• **Kutipan Pilihan**:
= = = = =

Udah 2021 aja nih. Happy New Year, Yorobun pembaca paling setia blog ini yang pastinya bisa dihitung jari. Hahaha. Terima kasih masih mau membaca dan tidak bosan. Atau mungkin saja kamu tersesat dan ga sengaja ke sini. Terima kasih sudah singgah semoga tersesatnya ga sia-sia.
Eniwei…Januari
setahun lalu rasanya saya meniatkan diri untuk rajin ngeblog tapi niat
tinggallah niat. Postingan blog hanya sebiji dua biji. Nah karena udah Januari
lagi, saya mau niatin lagi buat ngeblog banyak-banyak meski nanti ga jadi-jadi.
Yang penting udah niat. Xiixixi.
Thanks to internet kita-kita ga mati gaya di rumah. Youtube, Facebook, Tiktok, Twitter, Netflix , Disney Hotstar menyelamatkan kebetean kami. Ga kebayang karantina di rumah tanpa ada akses internet. Jadi mayoritas aktivitas saya setelah bersih-bersih rumah,masak, dan jadi guru dadakan adalah scroll medsos atau Netflix and Chills.Literally. Karena kalo kamu nge-google Netflix And Chills kamu bakal nemu arti yang benar-benar mengejutkan. Thanks to twitter aku ngerti ungkapan ini. Hahaha
Bagian
Netflix and Chills adalah favoritku. Mulai dari serial dokumenter pembunuhan,
drama korea on going, Serial jepang, hingga film anak-anak kunonton. Ga
semuanya juga kunonton. Netflix semacam gudang permen yang bikin punya banyak
rasa, bentuk, warna. Kalo makan semua bakal sakit perut.
Memilih serial yang nyantol di hati itu agak susah susah gampang. Kalo sampai kecantol saya bakal nonton berulang. Kesemsem ama pemainnya. Nonton versi bahasa aslinya. Ngikutin trendingnya di medsos. Sejauh ini baru tiga serial Netflix yang benar-benar bikin saya nonton berulang. Dua diantaranya adalah drama korea.

= = = = =

• **Catatan**:
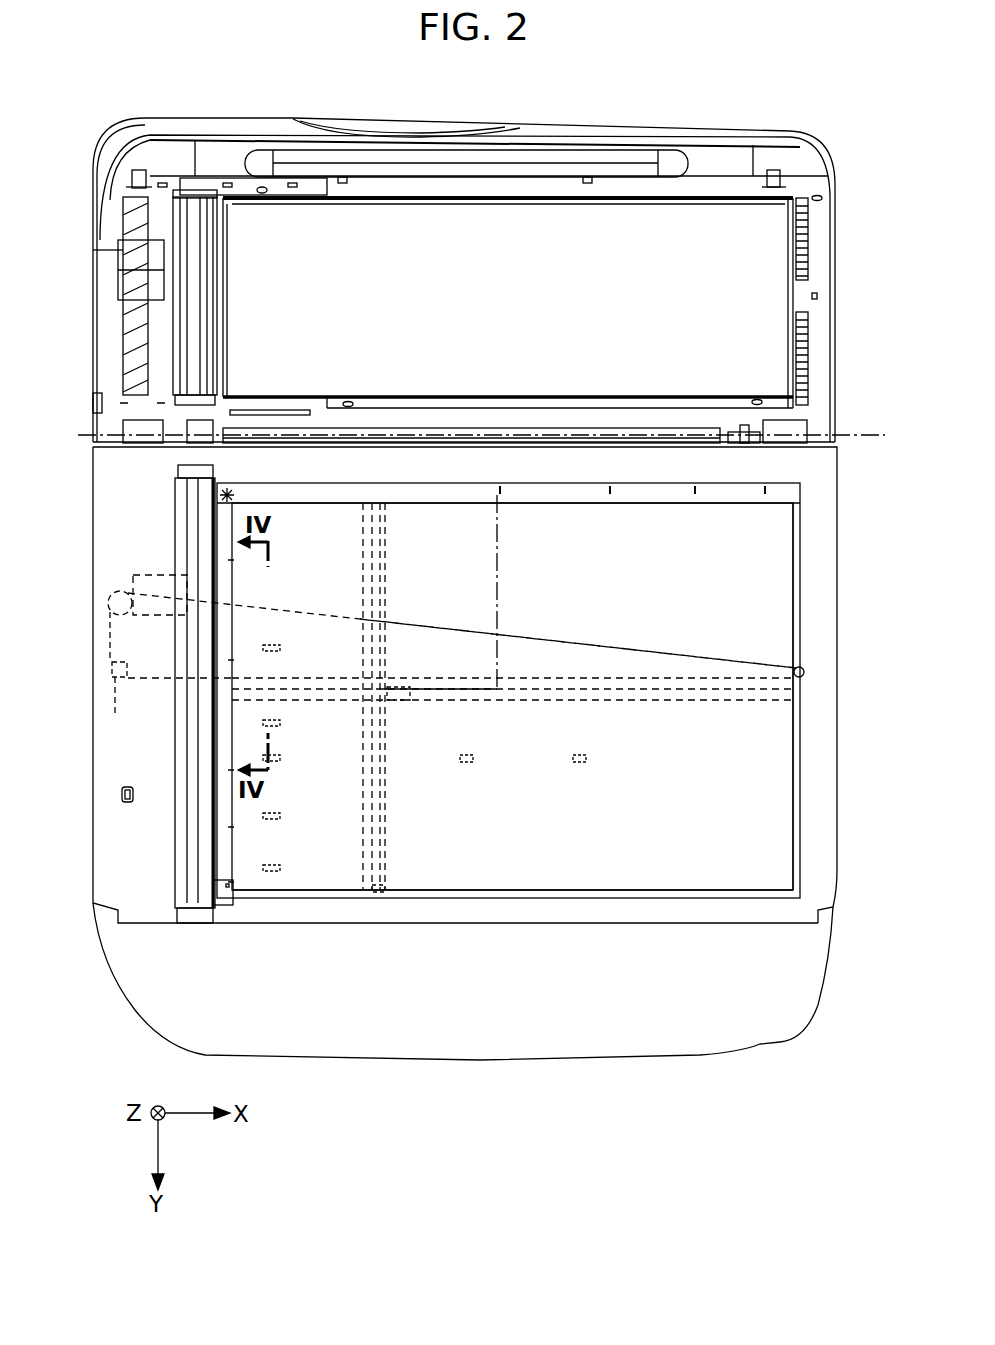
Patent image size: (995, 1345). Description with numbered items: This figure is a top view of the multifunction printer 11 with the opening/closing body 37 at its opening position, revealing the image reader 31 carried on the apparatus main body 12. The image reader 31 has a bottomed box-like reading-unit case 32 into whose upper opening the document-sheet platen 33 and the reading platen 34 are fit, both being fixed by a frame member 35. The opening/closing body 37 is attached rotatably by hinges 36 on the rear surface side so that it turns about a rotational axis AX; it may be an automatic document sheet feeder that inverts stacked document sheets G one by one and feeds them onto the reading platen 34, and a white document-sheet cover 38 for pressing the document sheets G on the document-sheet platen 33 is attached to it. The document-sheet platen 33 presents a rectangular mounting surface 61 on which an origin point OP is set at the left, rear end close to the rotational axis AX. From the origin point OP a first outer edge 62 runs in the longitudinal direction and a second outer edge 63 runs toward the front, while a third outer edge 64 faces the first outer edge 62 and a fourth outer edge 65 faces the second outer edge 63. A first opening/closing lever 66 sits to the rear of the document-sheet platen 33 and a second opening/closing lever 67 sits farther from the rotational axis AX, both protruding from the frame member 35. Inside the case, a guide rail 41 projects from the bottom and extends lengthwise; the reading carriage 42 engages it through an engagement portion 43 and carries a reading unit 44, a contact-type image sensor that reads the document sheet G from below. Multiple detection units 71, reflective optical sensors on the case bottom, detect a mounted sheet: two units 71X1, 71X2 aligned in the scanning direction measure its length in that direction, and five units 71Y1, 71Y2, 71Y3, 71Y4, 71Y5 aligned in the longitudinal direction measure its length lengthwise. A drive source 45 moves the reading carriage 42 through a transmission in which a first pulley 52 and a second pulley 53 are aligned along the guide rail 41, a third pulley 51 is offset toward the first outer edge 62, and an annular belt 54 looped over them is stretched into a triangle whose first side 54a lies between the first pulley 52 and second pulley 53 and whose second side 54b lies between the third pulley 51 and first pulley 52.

The image reading apparatus 11 is at (778, 112).
The apparatus main body 12 is at (120, 950).
The image reader 31 is at (890, 753).
The reading-unit case 32 is at (568, 880).
The document-sheet platen 33 is at (678, 895).
The reading platen 34 is at (190, 513).
The frame member 35 is at (823, 535).
The hinges 36 is at (790, 425).
The opening/closing body 37 is at (693, 128).
The white document-sheet cover 38 is at (778, 292).
The guide rail 41 is at (670, 702).
The reading carriage 42 is at (388, 562).
The engagement portion 43 is at (398, 708).
The reading unit 44 is at (383, 598).
The drive source 45 is at (155, 572).
The third pulley 51 is at (108, 600).
The first pulley 52 is at (806, 672).
The second pulley 53 is at (115, 700).
The belt 54 is at (105, 656).
The first side 54a is at (398, 682).
The second side 54b is at (607, 640).
The mounting surface 61 is at (432, 512).
The first outer edge 62 is at (627, 518).
The second outer edge 63 is at (240, 893).
The third outer edge 64 is at (505, 880).
The fourth outer edge 65 is at (790, 887).
The first opening/closing lever 66 is at (745, 423).
The second opening/closing lever 67 is at (128, 805).
The detection units 71 is at (490, 827).
The detection unit 71X1 is at (467, 765).
The detection unit 71X2 is at (579, 765).
The detection unit 71Y1 is at (282, 648).
The detection unit 71Y2 is at (282, 723).
The detection unit 71Y3 is at (282, 758).
The detection unit 71Y4 is at (282, 816).
The detection unit 71Y5 is at (282, 868).
The document sheet G is at (500, 607).
The origin point OP is at (232, 497).
The rotational axis AX is at (865, 445).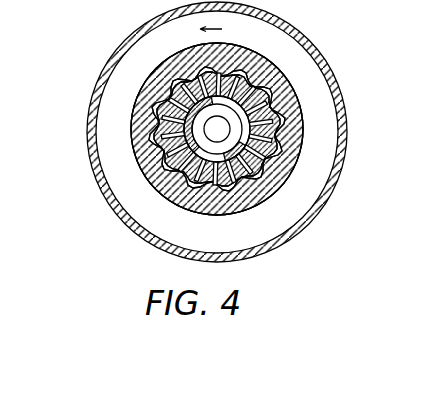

= = = = =

• **Tugas Anda**: Dalam kutipan tentang kebiasaan menonton di rumah, mengapa penulis menambahkan kata "Literally" sesudah menyebut "Netflix and Chills"? Jawab dalam satu sampai tiga kalimat. Catatan ini tidak ada hubungannya dengan kutipan.

• **Hasil Tugas**: Penulis ingin menegaskan bahwa ia memakai ungkapan itu dalam arti harfiah. Kalau dicari di Google, "Netflix and Chills" ternyata punya arti yang benar-benar mengejutkan. Penulis sendiri baru paham ungkapan itu berkat Twitter.